Indian Pioneer Papers - Index
Indian Pioneer History Project for Oklahoma
Date: September 14,
1937
Name: Mrs. Victoria Paul
Post Office: Pauls Valley,
Oklahoma
Residence Address:
Date of Birth: 1878
Place of Birth:
Mississippi
Father: J. T. Rossen
Information on
Father: born in
Virginia
Mother: Emily Bass,
Information on Mother: born in
Alabama
Field Worker: Maurice R. Anderson
Interview #8492
I came to the Indian Territory with my father and
mother. We were moving from Mississippi to the Indian Territory in
wagons, working horses and oxen in 1889. I was eleven years
old. I remember people telling my father that he would have to be on the
lookout for horse thieves. We had some trouble while crossing Arkansas,
but after we crossed into the Indian Territory we never were bothered by
anyone. My father would buy feed from the Indians and they were the most
accommodating people I ever met. We came through Muskogee but there
wasn't much of a town there then. At that time there were but few roads
and at times it looked as if it would be impossible to go any farther.
After several months of traveling over rough country we located at Pauls
Valley. My father traded the ox team, a tent and a few horses to Mr.

....

Exercise 1 ::
Answer these from the pioneer interview:
(a) In what year was Victoria Paul born?
(b) In what state was her mother born?
(c) Which town did the family pass through on the way?
Exercise 2 :: Keep the pioneer interview going from the point where it stops.
The records have nothing to do with this.

....

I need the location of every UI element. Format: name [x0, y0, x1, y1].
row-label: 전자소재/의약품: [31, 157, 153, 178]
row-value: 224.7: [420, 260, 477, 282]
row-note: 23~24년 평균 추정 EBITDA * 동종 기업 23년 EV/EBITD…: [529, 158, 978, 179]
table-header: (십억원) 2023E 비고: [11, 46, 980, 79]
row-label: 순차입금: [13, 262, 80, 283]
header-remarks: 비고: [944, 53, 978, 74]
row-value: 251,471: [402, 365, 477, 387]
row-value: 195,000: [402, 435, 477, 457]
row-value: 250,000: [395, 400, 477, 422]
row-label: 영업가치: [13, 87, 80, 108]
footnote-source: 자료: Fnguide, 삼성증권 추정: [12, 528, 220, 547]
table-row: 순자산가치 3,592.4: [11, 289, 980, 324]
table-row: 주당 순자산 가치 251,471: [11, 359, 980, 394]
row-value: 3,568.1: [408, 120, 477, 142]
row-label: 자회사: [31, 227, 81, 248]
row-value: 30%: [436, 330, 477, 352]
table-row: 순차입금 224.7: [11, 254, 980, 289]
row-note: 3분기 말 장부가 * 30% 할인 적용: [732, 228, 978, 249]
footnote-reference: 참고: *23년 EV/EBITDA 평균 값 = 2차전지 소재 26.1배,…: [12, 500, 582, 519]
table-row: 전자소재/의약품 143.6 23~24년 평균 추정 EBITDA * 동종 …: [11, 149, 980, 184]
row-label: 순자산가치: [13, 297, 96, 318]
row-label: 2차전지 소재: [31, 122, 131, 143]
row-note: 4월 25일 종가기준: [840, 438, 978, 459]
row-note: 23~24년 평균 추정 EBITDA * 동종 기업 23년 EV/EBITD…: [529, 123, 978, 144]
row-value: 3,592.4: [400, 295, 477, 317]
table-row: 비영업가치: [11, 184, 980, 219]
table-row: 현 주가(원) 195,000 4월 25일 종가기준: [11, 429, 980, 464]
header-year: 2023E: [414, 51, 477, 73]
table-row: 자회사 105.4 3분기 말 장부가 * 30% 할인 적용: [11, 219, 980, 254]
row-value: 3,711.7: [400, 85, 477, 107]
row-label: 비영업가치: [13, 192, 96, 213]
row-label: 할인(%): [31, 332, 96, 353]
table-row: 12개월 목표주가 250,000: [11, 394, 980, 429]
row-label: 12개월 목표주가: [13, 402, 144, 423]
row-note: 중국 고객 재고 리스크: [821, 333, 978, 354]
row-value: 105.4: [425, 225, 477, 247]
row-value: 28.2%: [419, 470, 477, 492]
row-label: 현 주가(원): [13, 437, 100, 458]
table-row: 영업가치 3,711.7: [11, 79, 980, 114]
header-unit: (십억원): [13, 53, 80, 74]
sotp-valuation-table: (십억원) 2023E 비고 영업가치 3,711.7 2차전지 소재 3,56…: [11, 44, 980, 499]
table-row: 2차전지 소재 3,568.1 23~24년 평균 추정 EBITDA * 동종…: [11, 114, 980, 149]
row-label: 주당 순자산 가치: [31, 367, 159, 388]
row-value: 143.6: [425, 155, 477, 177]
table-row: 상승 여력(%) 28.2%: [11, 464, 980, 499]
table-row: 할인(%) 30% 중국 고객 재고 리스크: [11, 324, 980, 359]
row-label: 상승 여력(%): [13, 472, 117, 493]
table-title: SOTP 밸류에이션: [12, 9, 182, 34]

....

Written answer 1 ::
(a) 1878
(b) Alabama
(c) Muskogee

Written answer 2 ::
John BURKS for a lease that had a two room log house on it. This lease
had never been worked but there was a plowed furrow around it. My
father and brothers began putting this prairie land in cultivation.
There was open range at that time, and you could have all the hogs and
cattle you wanted to own, but you had to have your brand and mark on
them.
There was an Indian law at that time between the Choctaw
and Chickasaw Indians that if anyone's cattle grazed over on the other's
territory the person owning the cattle would be tried by the Indian laws
and given the death sentence. They would carry out this sentence too but
when anyone was given the death penalty for some crime under the Indian law he
would be given an honor parole for a certain time in order to visit his family
and straighten up his affairs. Then on the day set for him to die, this
person would be at the place set and right on time.
It cost five dollars a year permit for a family to live
in the Indian Territory and two dollars and fifty cents for a single
man. There would be collectors come around and collect this fee and if
the collectors did not turn in all that he had collected then he would be
tried under the Indian law and given so many lashes across the back.
They had a whipping post at the place where the court was held.
The Choctaws held court at Eagle Town and the Chickasaws
held court at Tishomingo.
I have heard my husband say he went to school at
Cherokee town, and at that time there was a church there. It was called
a community church. My husband was Bill PAUL, Sr., a grandson of Smith
Paul, the man for whom Pauls Valley was named.
Amos WAITE built the first schoolhouse in Pauls Valley
and it was a subscription school. A Mr. MACKEY taught this school.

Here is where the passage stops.